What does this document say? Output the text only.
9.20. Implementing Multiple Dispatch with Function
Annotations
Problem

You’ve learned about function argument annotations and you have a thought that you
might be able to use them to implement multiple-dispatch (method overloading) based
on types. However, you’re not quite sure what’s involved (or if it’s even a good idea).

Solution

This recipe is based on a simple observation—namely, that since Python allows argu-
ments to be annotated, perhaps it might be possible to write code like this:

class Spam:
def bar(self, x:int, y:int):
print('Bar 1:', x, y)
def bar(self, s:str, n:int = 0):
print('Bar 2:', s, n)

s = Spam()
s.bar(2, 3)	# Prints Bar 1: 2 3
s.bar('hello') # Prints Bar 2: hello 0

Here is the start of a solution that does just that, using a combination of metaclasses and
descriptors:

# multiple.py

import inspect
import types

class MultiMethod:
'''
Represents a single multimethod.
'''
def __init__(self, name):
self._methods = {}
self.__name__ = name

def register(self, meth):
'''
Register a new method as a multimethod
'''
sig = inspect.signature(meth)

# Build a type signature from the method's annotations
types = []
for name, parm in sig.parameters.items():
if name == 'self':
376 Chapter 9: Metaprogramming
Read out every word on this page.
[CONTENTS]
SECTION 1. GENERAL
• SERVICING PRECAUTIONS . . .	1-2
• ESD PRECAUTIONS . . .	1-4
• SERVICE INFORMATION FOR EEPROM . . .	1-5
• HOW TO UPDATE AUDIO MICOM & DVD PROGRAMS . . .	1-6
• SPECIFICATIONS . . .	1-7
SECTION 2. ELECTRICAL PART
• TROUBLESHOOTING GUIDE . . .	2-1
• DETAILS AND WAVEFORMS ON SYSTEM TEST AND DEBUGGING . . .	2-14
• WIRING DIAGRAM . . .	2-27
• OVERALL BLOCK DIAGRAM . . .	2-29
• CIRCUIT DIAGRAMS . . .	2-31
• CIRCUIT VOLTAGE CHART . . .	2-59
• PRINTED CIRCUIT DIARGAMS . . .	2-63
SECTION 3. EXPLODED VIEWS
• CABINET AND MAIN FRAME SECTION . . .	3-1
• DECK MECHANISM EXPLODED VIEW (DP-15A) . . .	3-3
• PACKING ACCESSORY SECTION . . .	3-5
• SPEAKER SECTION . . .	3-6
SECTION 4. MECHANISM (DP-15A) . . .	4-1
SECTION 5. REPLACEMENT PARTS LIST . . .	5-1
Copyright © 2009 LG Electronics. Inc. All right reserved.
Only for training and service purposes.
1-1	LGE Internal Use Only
****
Prompt> All the data must be duplicated exactly, with nothing added or removed.

Written answer>
What does this document say? Output the text only.
9.20. Implementing Multiple Dispatch with Function
Annotations
Problem

You’ve learned about function argument annotations and you have a thought that you
might be able to use them to implement multiple-dispatch (method overloading) based
on types. However, you’re not quite sure what’s involved (or if it’s even a good idea).

Solution

This recipe is based on a simple observation—namely, that since Python allows argu-
ments to be annotated, perhaps it might be possible to write code like this:

class Spam:
def bar(self, x:int, y:int):
print('Bar 1:', x, y)
def bar(self, s:str, n:int = 0):
print('Bar 2:', s, n)

s = Spam()
s.bar(2, 3)	# Prints Bar 1: 2 3
s.bar('hello') # Prints Bar 2: hello 0

Here is the start of a solution that does just that, using a combination of metaclasses and
descriptors:

# multiple.py

import inspect
import types

class MultiMethod:
'''
Represents a single multimethod.
'''
def __init__(self, name):
self._methods = {}
self.__name__ = name

def register(self, meth):
'''
Register a new method as a multimethod
'''
sig = inspect.signature(meth)

# Build a type signature from the method's annotations
types = []
for name, parm in sig.parameters.items():
if name == 'self':
376 Chapter 9: Metaprogramming
Read out every word on this page.
[CONTENTS]
SECTION 1. GENERAL
• SERVICING PRECAUTIONS . . .	1-2
• ESD PRECAUTIONS . . .	1-4
• SERVICE INFORMATION FOR EEPROM . . .	1-5
• HOW TO UPDATE AUDIO MICOM & DVD PROGRAMS . . .	1-6
• SPECIFICATIONS . . .	1-7
SECTION 2. ELECTRICAL PART
• TROUBLESHOOTING GUIDE . . .	2-1
• DETAILS AND WAVEFORMS ON SYSTEM TEST AND DEBUGGING . . .	2-14
• WIRING DIAGRAM . . .	2-27
• OVERALL BLOCK DIAGRAM . . .	2-29
• CIRCUIT DIAGRAMS . . .	2-31
• CIRCUIT VOLTAGE CHART . . .	2-59
• PRINTED CIRCUIT DIARGAMS . . .	2-63
SECTION 3. EXPLODED VIEWS
• CABINET AND MAIN FRAME SECTION . . .	3-1
• DECK MECHANISM EXPLODED VIEW (DP-15A) . . .	3-3
• PACKING ACCESSORY SECTION . . .	3-5
• SPEAKER SECTION . . .	3-6
SECTION 4. MECHANISM (DP-15A) . . .	4-1
SECTION 5. REPLACEMENT PARTS LIST . . .	5-1
Copyright © 2009 LG Electronics. Inc. All right reserved.
Only for training and service purposes.
1-1	LGE Internal Use Only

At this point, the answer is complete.